Work to do: Repeat every line of the data exactly, but not the pictures.

++++ Entries shown

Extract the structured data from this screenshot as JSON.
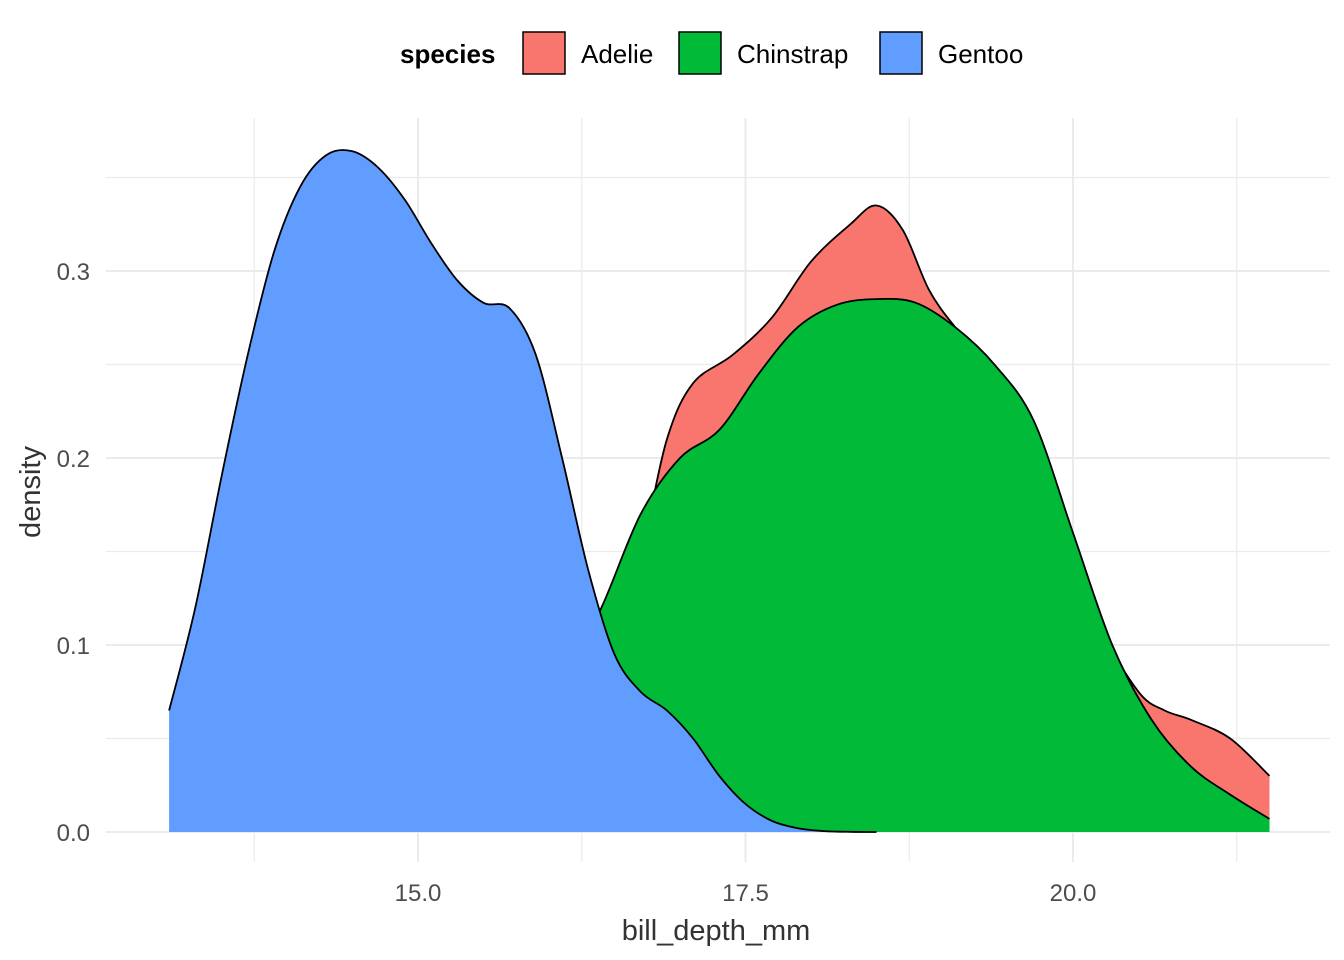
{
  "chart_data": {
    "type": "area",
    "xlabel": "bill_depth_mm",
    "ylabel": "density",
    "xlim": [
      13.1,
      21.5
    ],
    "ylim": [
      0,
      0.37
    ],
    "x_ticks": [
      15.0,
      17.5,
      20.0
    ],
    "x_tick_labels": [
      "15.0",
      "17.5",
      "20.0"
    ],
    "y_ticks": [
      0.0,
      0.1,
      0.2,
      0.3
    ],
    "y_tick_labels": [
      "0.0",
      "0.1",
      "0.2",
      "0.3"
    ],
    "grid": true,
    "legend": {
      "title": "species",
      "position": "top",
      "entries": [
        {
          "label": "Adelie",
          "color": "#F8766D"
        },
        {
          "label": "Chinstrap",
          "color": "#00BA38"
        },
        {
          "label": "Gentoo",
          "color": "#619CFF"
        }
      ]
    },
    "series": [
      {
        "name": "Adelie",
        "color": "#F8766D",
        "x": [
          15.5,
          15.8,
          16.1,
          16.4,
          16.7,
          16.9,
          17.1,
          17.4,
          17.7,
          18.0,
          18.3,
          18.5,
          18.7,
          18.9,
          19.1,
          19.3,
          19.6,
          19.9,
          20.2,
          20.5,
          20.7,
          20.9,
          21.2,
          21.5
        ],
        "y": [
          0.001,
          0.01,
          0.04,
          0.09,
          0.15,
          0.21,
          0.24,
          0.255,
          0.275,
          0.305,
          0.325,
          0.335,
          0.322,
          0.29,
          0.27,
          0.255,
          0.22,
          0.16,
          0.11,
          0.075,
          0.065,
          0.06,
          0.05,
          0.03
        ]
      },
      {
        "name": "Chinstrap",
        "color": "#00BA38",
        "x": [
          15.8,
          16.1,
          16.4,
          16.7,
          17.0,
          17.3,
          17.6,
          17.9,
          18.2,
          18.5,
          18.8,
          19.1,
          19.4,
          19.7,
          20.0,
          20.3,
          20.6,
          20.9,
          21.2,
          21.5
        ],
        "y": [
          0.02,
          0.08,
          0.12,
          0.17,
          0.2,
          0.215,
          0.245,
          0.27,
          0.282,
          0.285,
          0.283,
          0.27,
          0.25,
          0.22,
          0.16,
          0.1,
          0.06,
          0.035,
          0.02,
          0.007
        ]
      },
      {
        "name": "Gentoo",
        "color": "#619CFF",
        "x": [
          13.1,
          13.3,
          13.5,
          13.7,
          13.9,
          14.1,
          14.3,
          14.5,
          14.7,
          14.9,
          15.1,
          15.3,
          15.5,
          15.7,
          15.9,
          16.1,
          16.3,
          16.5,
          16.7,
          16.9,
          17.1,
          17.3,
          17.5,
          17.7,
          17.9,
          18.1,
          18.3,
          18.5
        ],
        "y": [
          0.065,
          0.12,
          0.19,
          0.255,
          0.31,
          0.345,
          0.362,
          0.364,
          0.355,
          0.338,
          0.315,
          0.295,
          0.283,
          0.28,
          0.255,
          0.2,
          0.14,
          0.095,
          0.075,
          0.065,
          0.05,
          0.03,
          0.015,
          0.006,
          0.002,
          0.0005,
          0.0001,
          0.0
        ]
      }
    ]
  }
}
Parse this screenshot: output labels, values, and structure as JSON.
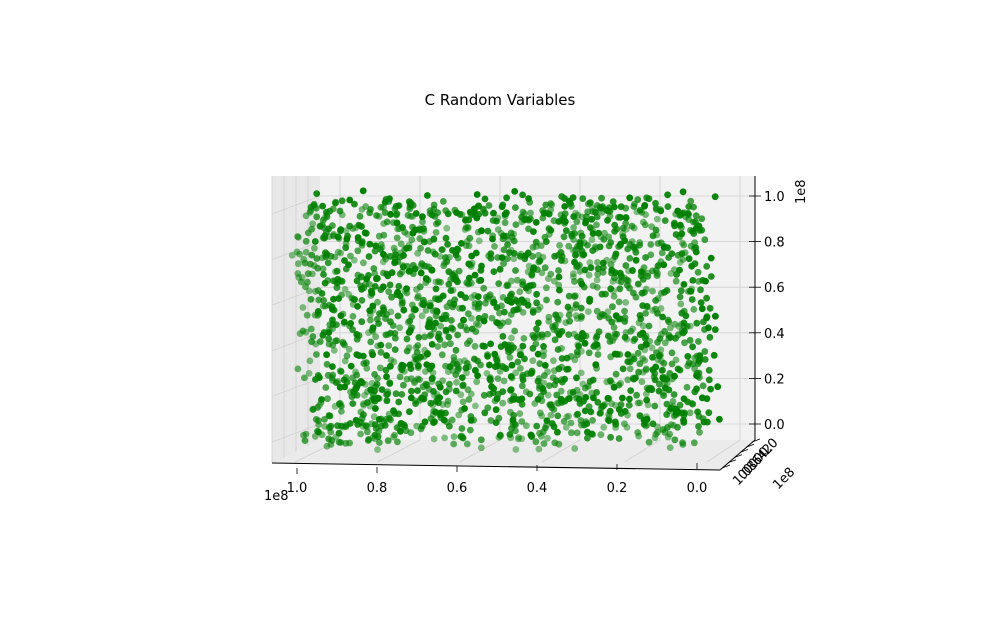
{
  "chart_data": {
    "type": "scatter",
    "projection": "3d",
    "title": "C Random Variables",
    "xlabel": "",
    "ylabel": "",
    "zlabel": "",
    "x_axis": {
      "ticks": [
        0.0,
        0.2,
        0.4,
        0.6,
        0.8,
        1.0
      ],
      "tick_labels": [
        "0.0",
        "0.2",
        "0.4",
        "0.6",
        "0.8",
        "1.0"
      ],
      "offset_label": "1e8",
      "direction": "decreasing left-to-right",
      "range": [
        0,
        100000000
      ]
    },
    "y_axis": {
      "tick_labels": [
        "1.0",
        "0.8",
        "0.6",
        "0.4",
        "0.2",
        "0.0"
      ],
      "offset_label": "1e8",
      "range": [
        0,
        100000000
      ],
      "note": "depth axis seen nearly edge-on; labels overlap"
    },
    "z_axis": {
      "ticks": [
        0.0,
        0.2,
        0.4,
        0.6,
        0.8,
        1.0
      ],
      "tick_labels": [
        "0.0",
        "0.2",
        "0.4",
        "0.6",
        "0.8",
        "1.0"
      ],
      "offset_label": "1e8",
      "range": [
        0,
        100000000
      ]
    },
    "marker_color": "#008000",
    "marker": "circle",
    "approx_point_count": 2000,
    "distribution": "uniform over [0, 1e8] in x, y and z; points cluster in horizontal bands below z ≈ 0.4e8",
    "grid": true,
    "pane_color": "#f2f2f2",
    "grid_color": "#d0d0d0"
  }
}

++++++++

Output of the exercise:
Extract the structured data from this screenshot as JSON.
{
  "chart_data": {
    "type": "area",
    "xlabel": "bill_depth_mm",
    "ylabel": "density",
    "xlim": [
      13.1,
      21.5
    ],
    "ylim": [
      0,
      0.37
    ],
    "x_ticks": [
      15.0,
      17.5,
      20.0
    ],
    "x_tick_labels": [
      "15.0",
      "17.5",
      "20.0"
    ],
    "y_ticks": [
      0.0,
      0.1,
      0.2,
      0.3
    ],
    "y_tick_labels": [
      "0.0",
      "0.1",
      "0.2",
      "0.3"
    ],
    "grid": true,
    "legend": {
      "title": "species",
      "position": "top",
      "entries": [
        {
          "label": "Adelie",
          "color": "#F8766D"
        },
        {
          "label": "Chinstrap",
          "color": "#00BA38"
        },
        {
          "label": "Gentoo",
          "color": "#619CFF"
        }
      ]
    },
    "series": [
      {
        "name": "Adelie",
        "color": "#F8766D",
        "x": [
          15.5,
          15.8,
          16.1,
          16.4,
          16.7,
          16.9,
          17.1,
          17.4,
          17.7,
          18.0,
          18.3,
          18.5,
          18.7,
          18.9,
          19.1,
          19.3,
          19.6,
          19.9,
          20.2,
          20.5,
          20.7,
          20.9,
          21.2,
          21.5
        ],
        "y": [
          0.001,
          0.01,
          0.04,
          0.09,
          0.15,
          0.21,
          0.24,
          0.255,
          0.275,
          0.305,
          0.325,
          0.335,
          0.322,
          0.29,
          0.27,
          0.255,
          0.22,
          0.16,
          0.11,
          0.075,
          0.065,
          0.06,
          0.05,
          0.03
        ]
      },
      {
        "name": "Chinstrap",
        "color": "#00BA38",
        "x": [
          15.8,
          16.1,
          16.4,
          16.7,
          17.0,
          17.3,
          17.6,
          17.9,
          18.2,
          18.5,
          18.8,
          19.1,
          19.4,
          19.7,
          20.0,
          20.3,
          20.6,
          20.9,
          21.2,
          21.5
        ],
        "y": [
          0.02,
          0.08,
          0.12,
          0.17,
          0.2,
          0.215,
          0.245,
          0.27,
          0.282,
          0.285,
          0.283,
          0.27,
          0.25,
          0.22,
          0.16,
          0.1,
          0.06,
          0.035,
          0.02,
          0.007
        ]
      },
      {
        "name": "Gentoo",
        "color": "#619CFF",
        "x": [
          13.1,
          13.3,
          13.5,
          13.7,
          13.9,
          14.1,
          14.3,
          14.5,
          14.7,
          14.9,
          15.1,
          15.3,
          15.5,
          15.7,
          15.9,
          16.1,
          16.3,
          16.5,
          16.7,
          16.9,
          17.1,
          17.3,
          17.5,
          17.7,
          17.9,
          18.1,
          18.3,
          18.5
        ],
        "y": [
          0.065,
          0.12,
          0.19,
          0.255,
          0.31,
          0.345,
          0.362,
          0.364,
          0.355,
          0.338,
          0.315,
          0.295,
          0.283,
          0.28,
          0.255,
          0.2,
          0.14,
          0.095,
          0.075,
          0.065,
          0.05,
          0.03,
          0.015,
          0.006,
          0.002,
          0.0005,
          0.0001,
          0.0
        ]
      }
    ]
  }
}
Parse this screenshot: output labels, values, and structure as JSON.
{
  "chart_data": {
    "type": "scatter",
    "projection": "3d",
    "title": "C Random Variables",
    "xlabel": "",
    "ylabel": "",
    "zlabel": "",
    "x_axis": {
      "ticks": [
        0.0,
        0.2,
        0.4,
        0.6,
        0.8,
        1.0
      ],
      "tick_labels": [
        "0.0",
        "0.2",
        "0.4",
        "0.6",
        "0.8",
        "1.0"
      ],
      "offset_label": "1e8",
      "direction": "decreasing left-to-right",
      "range": [
        0,
        100000000
      ]
    },
    "y_axis": {
      "tick_labels": [
        "1.0",
        "0.8",
        "0.6",
        "0.4",
        "0.2",
        "0.0"
      ],
      "offset_label": "1e8",
      "range": [
        0,
        100000000
      ],
      "note": "depth axis seen nearly edge-on; labels overlap"
    },
    "z_axis": {
      "ticks": [
        0.0,
        0.2,
        0.4,
        0.6,
        0.8,
        1.0
      ],
      "tick_labels": [
        "0.0",
        "0.2",
        "0.4",
        "0.6",
        "0.8",
        "1.0"
      ],
      "offset_label": "1e8",
      "range": [
        0,
        100000000
      ]
    },
    "marker_color": "#008000",
    "marker": "circle",
    "approx_point_count": 2000,
    "distribution": "uniform over [0, 1e8] in x, y and z; points cluster in horizontal bands below z ≈ 0.4e8",
    "grid": true,
    "pane_color": "#f2f2f2",
    "grid_color": "#d0d0d0"
  }
}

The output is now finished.